:: Information supplied

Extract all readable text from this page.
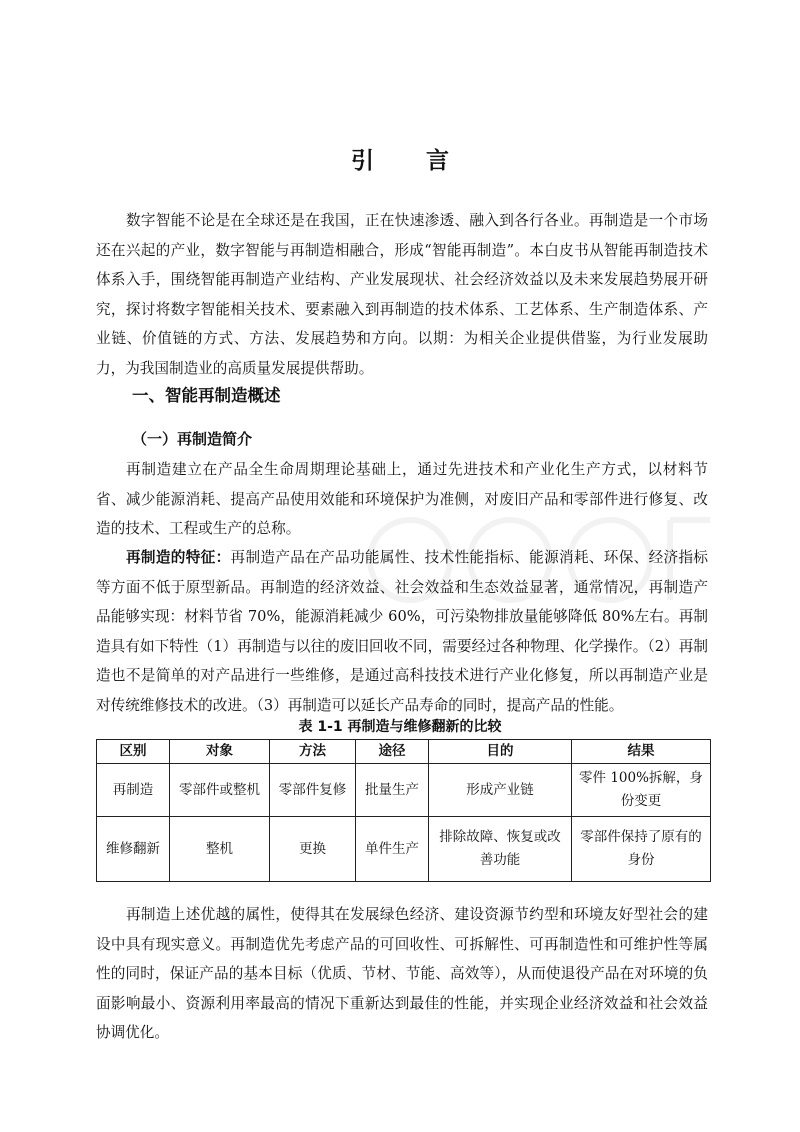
引 言

数字智能不论是在全球还是在我国，正在快速渗透、融入到各行各业。再制造是一个市场还在兴起的产业，数字智能与再制造相融合，形成“智能再制造”。本白皮书从智能再制造技术体系入手，围绕智能再制造产业结构、产业发展现状、社会经济效益以及未来发展趋势展开研究，探讨将数字智能相关技术、要素融入到再制造的技术体系、工艺体系、生产制造体系、产业链、价值链的方式、方法、发展趋势和方向。以期：为相关企业提供借鉴，为行业发展助力，为我国制造业的高质量发展提供帮助。

一、智能再制造概述
（一）再制造简介

再制造建立在产品全生命周期理论基础上，通过先进技术和产业化生产方式，以材料节省、减少能源消耗、提高产品使用效能和环境保护为准侧，对废旧产品和零部件进行修复、改造的技术、工程或生产的总称。

再制造的特征：再制造产品在产品功能属性、技术性能指标、能源消耗、环保、经济指标等方面不低于原型新品。再制造的经济效益、社会效益和生态效益显著，通常情况，再制造产品能够实现：材料节省 70%，能源消耗减少 60%，可污染物排放量能够降低 80%左右。再制造具有如下特性（1）再制造与以往的废旧回收不同，需要经过各种物理、化学操作。（2）再制造也不是简单的对产品进行一些维修，是通过高科技技术进行产业化修复，所以再制造产业是对传统维修技术的改进。（3）再制造可以延长产品寿命的同时，提高产品的性能。

表 1-1 再制造与维修翻新的比较
区别	对象	方法	途径	目的	结果
再制造	零部件或整机	零部件复修	批量生产	形成产业链	零件 100%拆解，身份变更
维修翻新	整机	更换	单件生产	排除故障、恢复或改善功能	零部件保持了原有的身份

再制造上述优越的属性，使得其在发展绿色经济、建设资源节约型和环境友好型社会的建设中具有现实意义。再制造优先考虑产品的可回收性、可拆解性、可再制造性和可维护性等属性的同时，保证产品的基本目标（优质、节材、节能、高效等），从而使退役产品在对环境的负面影响最小、资源利用率最高的情况下重新达到最佳的性能，并实现企业经济效益和社会效益协调优化。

::::

== Task details ==
Write out each line again precisely as it appears, skipping every picture.

== Solution to this problem ==
Extract all readable text from this page.
引 言

数字智能不论是在全球还是在我国，正在快速渗透、融入到各行各业。再制造是一个市场还在兴起的产业，数字智能与再制造相融合，形成“智能再制造”。本白皮书从智能再制造技术体系入手，围绕智能再制造产业结构、产业发展现状、社会经济效益以及未来发展趋势展开研究，探讨将数字智能相关技术、要素融入到再制造的技术体系、工艺体系、生产制造体系、产业链、价值链的方式、方法、发展趋势和方向。以期：为相关企业提供借鉴，为行业发展助力，为我国制造业的高质量发展提供帮助。

一、智能再制造概述
（一）再制造简介

再制造建立在产品全生命周期理论基础上，通过先进技术和产业化生产方式，以材料节省、减少能源消耗、提高产品使用效能和环境保护为准侧，对废旧产品和零部件进行修复、改造的技术、工程或生产的总称。

再制造的特征：再制造产品在产品功能属性、技术性能指标、能源消耗、环保、经济指标等方面不低于原型新品。再制造的经济效益、社会效益和生态效益显著，通常情况，再制造产品能够实现：材料节省 70%，能源消耗减少 60%，可污染物排放量能够降低 80%左右。再制造具有如下特性（1）再制造与以往的废旧回收不同，需要经过各种物理、化学操作。（2）再制造也不是简单的对产品进行一些维修，是通过高科技技术进行产业化修复，所以再制造产业是对传统维修技术的改进。（3）再制造可以延长产品寿命的同时，提高产品的性能。

表 1-1 再制造与维修翻新的比较
区别	对象	方法	途径	目的	结果
再制造	零部件或整机	零部件复修	批量生产	形成产业链	零件 100%拆解，身份变更
维修翻新	整机	更换	单件生产	排除故障、恢复或改善功能	零部件保持了原有的身份

再制造上述优越的属性，使得其在发展绿色经济、建设资源节约型和环境友好型社会的建设中具有现实意义。再制造优先考虑产品的可回收性、可拆解性、可再制造性和可维护性等属性的同时，保证产品的基本目标（优质、节材、节能、高效等），从而使退役产品在对环境的负面影响最小、资源利用率最高的情况下重新达到最佳的性能，并实现企业经济效益和社会效益协调优化。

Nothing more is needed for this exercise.